§ Given exercise:
Restate each of the lines given below, word for word.
Start of Data excerpts
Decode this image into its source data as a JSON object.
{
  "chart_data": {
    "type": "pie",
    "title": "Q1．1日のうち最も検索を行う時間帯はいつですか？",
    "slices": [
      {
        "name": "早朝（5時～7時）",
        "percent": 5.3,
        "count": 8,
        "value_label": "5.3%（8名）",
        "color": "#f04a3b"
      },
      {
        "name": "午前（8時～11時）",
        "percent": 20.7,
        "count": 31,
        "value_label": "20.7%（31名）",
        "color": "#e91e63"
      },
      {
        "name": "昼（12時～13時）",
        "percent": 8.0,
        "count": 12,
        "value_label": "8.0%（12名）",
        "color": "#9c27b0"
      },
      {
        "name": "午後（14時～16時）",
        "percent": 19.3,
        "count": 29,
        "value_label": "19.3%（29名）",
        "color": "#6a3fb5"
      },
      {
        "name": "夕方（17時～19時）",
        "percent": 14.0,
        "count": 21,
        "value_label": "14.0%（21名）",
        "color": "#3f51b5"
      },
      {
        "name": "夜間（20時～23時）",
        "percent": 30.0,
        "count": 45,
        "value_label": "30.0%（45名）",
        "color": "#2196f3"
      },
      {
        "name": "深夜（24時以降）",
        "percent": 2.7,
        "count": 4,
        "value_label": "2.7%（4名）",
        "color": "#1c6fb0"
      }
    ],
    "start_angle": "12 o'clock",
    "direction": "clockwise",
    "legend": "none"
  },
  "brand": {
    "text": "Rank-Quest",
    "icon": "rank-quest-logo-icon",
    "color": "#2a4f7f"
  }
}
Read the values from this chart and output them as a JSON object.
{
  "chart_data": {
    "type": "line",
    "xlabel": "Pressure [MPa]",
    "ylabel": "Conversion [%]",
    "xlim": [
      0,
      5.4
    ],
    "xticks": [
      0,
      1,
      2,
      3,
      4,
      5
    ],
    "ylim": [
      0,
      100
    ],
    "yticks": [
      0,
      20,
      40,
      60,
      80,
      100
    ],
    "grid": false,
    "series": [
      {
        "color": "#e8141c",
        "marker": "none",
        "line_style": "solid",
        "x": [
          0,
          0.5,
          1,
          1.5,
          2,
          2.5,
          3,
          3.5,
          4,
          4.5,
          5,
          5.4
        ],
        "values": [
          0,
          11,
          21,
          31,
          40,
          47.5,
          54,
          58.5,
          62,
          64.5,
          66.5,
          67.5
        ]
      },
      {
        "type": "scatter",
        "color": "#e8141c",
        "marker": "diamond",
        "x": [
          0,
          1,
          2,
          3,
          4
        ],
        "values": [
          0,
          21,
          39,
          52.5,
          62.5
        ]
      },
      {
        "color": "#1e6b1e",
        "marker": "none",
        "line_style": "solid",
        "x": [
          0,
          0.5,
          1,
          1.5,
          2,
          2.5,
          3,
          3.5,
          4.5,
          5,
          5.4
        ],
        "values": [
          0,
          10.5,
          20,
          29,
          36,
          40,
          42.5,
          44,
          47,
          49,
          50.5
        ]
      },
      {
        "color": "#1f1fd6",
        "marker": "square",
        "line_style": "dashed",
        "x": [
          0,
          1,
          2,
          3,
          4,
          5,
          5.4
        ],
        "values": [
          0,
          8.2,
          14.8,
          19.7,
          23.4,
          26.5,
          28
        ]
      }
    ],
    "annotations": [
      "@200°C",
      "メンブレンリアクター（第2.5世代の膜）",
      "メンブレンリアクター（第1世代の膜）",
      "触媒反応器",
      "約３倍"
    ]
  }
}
End of Data excerpts
§ Solution for this problem:
Decode this image into its source data as a JSON object.
{
  "chart_data": {
    "type": "pie",
    "title": "Q1．1日のうち最も検索を行う時間帯はいつですか？",
    "slices": [
      {
        "name": "早朝（5時～7時）",
        "percent": 5.3,
        "count": 8,
        "value_label": "5.3%（8名）",
        "color": "#f04a3b"
      },
      {
        "name": "午前（8時～11時）",
        "percent": 20.7,
        "count": 31,
        "value_label": "20.7%（31名）",
        "color": "#e91e63"
      },
      {
        "name": "昼（12時～13時）",
        "percent": 8.0,
        "count": 12,
        "value_label": "8.0%（12名）",
        "color": "#9c27b0"
      },
      {
        "name": "午後（14時～16時）",
        "percent": 19.3,
        "count": 29,
        "value_label": "19.3%（29名）",
        "color": "#6a3fb5"
      },
      {
        "name": "夕方（17時～19時）",
        "percent": 14.0,
        "count": 21,
        "value_label": "14.0%（21名）",
        "color": "#3f51b5"
      },
      {
        "name": "夜間（20時～23時）",
        "percent": 30.0,
        "count": 45,
        "value_label": "30.0%（45名）",
        "color": "#2196f3"
      },
      {
        "name": "深夜（24時以降）",
        "percent": 2.7,
        "count": 4,
        "value_label": "2.7%（4名）",
        "color": "#1c6fb0"
      }
    ],
    "start_angle": "12 o'clock",
    "direction": "clockwise",
    "legend": "none"
  },
  "brand": {
    "text": "Rank-Quest",
    "icon": "rank-quest-logo-icon",
    "color": "#2a4f7f"
  }
}
Read the values from this chart and output them as a JSON object.
{
  "chart_data": {
    "type": "line",
    "xlabel": "Pressure [MPa]",
    "ylabel": "Conversion [%]",
    "xlim": [
      0,
      5.4
    ],
    "xticks": [
      0,
      1,
      2,
      3,
      4,
      5
    ],
    "ylim": [
      0,
      100
    ],
    "yticks": [
      0,
      20,
      40,
      60,
      80,
      100
    ],
    "grid": false,
    "series": [
      {
        "color": "#e8141c",
        "marker": "none",
        "line_style": "solid",
        "x": [
          0,
          0.5,
          1,
          1.5,
          2,
          2.5,
          3,
          3.5,
          4,
          4.5,
          5,
          5.4
        ],
        "values": [
          0,
          11,
          21,
          31,
          40,
          47.5,
          54,
          58.5,
          62,
          64.5,
          66.5,
          67.5
        ]
      },
      {
        "type": "scatter",
        "color": "#e8141c",
        "marker": "diamond",
        "x": [
          0,
          1,
          2,
          3,
          4
        ],
        "values": [
          0,
          21,
          39,
          52.5,
          62.5
        ]
      },
      {
        "color": "#1e6b1e",
        "marker": "none",
        "line_style": "solid",
        "x": [
          0,
          0.5,
          1,
          1.5,
          2,
          2.5,
          3,
          3.5,
          4.5,
          5,
          5.4
        ],
        "values": [
          0,
          10.5,
          20,
          29,
          36,
          40,
          42.5,
          44,
          47,
          49,
          50.5
        ]
      },
      {
        "color": "#1f1fd6",
        "marker": "square",
        "line_style": "dashed",
        "x": [
          0,
          1,
          2,
          3,
          4,
          5,
          5.4
        ],
        "values": [
          0,
          8.2,
          14.8,
          19.7,
          23.4,
          26.5,
          28
        ]
      }
    ],
    "annotations": [
      "@200°C",
      "メンブレンリアクター（第2.5世代の膜）",
      "メンブレンリアクター（第1世代の膜）",
      "触媒反応器",
      "約３倍"
    ]
  }
}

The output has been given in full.